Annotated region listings

════

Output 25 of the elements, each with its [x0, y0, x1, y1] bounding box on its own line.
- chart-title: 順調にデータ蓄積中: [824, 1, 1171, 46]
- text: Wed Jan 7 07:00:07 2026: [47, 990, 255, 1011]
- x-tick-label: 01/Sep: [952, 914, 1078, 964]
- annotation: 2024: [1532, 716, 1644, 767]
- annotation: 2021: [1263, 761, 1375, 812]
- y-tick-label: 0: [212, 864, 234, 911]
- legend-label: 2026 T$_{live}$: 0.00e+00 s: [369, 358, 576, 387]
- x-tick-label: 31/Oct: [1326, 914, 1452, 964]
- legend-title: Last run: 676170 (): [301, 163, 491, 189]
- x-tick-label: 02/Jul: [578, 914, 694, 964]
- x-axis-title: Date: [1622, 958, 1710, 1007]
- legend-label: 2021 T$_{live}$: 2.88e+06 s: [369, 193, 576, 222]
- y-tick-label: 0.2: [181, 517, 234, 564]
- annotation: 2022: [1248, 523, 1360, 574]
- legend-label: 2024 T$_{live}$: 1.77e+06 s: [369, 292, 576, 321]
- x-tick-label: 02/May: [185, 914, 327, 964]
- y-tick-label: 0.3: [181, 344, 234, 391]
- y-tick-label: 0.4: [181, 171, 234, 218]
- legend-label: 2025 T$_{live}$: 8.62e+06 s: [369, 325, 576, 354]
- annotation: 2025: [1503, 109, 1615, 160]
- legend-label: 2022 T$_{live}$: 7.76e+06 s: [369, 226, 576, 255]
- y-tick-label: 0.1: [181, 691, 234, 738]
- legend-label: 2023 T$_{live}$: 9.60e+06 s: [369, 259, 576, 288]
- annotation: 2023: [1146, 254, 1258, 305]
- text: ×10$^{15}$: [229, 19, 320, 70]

════

-- TASK OBJECTIVE --
Lay out every line of the items above as a JSON array of strings, one string per line, with blank lines omitted.

-- TASK SOLUTION --
[
  "Output 25 of the elements, each with its [x0, y0, x1, y1] bounding box on its own line.",
  "- chart-title: 順調にデータ蓄積中: [824, 1, 1171, 46]",
  "- text: Wed Jan 7 07:00:07 2026: [47, 990, 255, 1011]",
  "- x-tick-label: 01/Sep: [952, 914, 1078, 964]",
  "- annotation: 2024: [1532, 716, 1644, 767]",
  "- annotation: 2021: [1263, 761, 1375, 812]",
  "- y-tick-label: 0: [212, 864, 234, 911]",
  "- legend-label: 2026 T$_{live}$: 0.00e+00 s: [369, 358, 576, 387]",
  "- x-tick-label: 31/Oct: [1326, 914, 1452, 964]",
  "- legend-title: Last run: 676170 (): [301, 163, 491, 189]",
  "- x-tick-label: 02/Jul: [578, 914, 694, 964]",
  "- x-axis-title: Date: [1622, 958, 1710, 1007]",
  "- legend-label: 2021 T$_{live}$: 2.88e+06 s: [369, 193, 576, 222]",
  "- y-tick-label: 0.2: [181, 517, 234, 564]",
  "- annotation: 2022: [1248, 523, 1360, 574]",
  "- legend-label: 2024 T$_{live}$: 1.77e+06 s: [369, 292, 576, 321]",
  "- x-tick-label: 02/May: [185, 914, 327, 964]",
  "- y-tick-label: 0.3: [181, 344, 234, 391]",
  "- y-tick-label: 0.4: [181, 171, 234, 218]",
  "- legend-label: 2025 T$_{live}$: 8.62e+06 s: [369, 325, 576, 354]",
  "- annotation: 2025: [1503, 109, 1615, 160]",
  "- legend-label: 2022 T$_{live}$: 7.76e+06 s: [369, 226, 576, 255]",
  "- y-tick-label: 0.1: [181, 691, 234, 738]",
  "- legend-label: 2023 T$_{live}$: 9.60e+06 s: [369, 259, 576, 288]",
  "- annotation: 2023: [1146, 254, 1258, 305]",
  "- text: ×10$^{15}$: [229, 19, 320, 70]"
]